+++ Record set +++

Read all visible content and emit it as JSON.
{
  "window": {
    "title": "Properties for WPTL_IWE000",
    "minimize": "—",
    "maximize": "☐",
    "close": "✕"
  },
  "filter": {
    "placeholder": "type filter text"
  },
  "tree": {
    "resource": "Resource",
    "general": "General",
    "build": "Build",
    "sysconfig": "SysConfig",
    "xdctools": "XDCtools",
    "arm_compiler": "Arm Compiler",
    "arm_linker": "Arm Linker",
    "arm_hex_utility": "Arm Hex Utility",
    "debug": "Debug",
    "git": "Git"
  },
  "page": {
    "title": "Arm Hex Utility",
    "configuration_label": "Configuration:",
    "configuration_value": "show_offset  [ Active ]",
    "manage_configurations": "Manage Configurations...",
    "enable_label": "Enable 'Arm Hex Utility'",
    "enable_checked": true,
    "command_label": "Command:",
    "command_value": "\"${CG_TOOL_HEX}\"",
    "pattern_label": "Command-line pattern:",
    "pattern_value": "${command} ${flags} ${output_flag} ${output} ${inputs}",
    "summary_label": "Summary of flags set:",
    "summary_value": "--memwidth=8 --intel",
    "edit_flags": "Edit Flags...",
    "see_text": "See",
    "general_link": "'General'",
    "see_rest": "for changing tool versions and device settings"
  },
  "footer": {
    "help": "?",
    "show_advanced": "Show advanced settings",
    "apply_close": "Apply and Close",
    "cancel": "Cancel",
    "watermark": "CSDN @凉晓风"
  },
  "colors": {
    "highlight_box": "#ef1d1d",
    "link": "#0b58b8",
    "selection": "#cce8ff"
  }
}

+++

> _Objective_: Print the entries exactly. Include every one.

> _Correct result_:
Read all visible content and emit it as JSON.
{
  "window": {
    "title": "Properties for WPTL_IWE000",
    "minimize": "—",
    "maximize": "☐",
    "close": "✕"
  },
  "filter": {
    "placeholder": "type filter text"
  },
  "tree": {
    "resource": "Resource",
    "general": "General",
    "build": "Build",
    "sysconfig": "SysConfig",
    "xdctools": "XDCtools",
    "arm_compiler": "Arm Compiler",
    "arm_linker": "Arm Linker",
    "arm_hex_utility": "Arm Hex Utility",
    "debug": "Debug",
    "git": "Git"
  },
  "page": {
    "title": "Arm Hex Utility",
    "configuration_label": "Configuration:",
    "configuration_value": "show_offset  [ Active ]",
    "manage_configurations": "Manage Configurations...",
    "enable_label": "Enable 'Arm Hex Utility'",
    "enable_checked": true,
    "command_label": "Command:",
    "command_value": "\"${CG_TOOL_HEX}\"",
    "pattern_label": "Command-line pattern:",
    "pattern_value": "${command} ${flags} ${output_flag} ${output} ${inputs}",
    "summary_label": "Summary of flags set:",
    "summary_value": "--memwidth=8 --intel",
    "edit_flags": "Edit Flags...",
    "see_text": "See",
    "general_link": "'General'",
    "see_rest": "for changing tool versions and device settings"
  },
  "footer": {
    "help": "?",
    "show_advanced": "Show advanced settings",
    "apply_close": "Apply and Close",
    "cancel": "Cancel",
    "watermark": "CSDN @凉晓风"
  },
  "colors": {
    "highlight_box": "#ef1d1d",
    "link": "#0b58b8",
    "selection": "#cce8ff"
  }
}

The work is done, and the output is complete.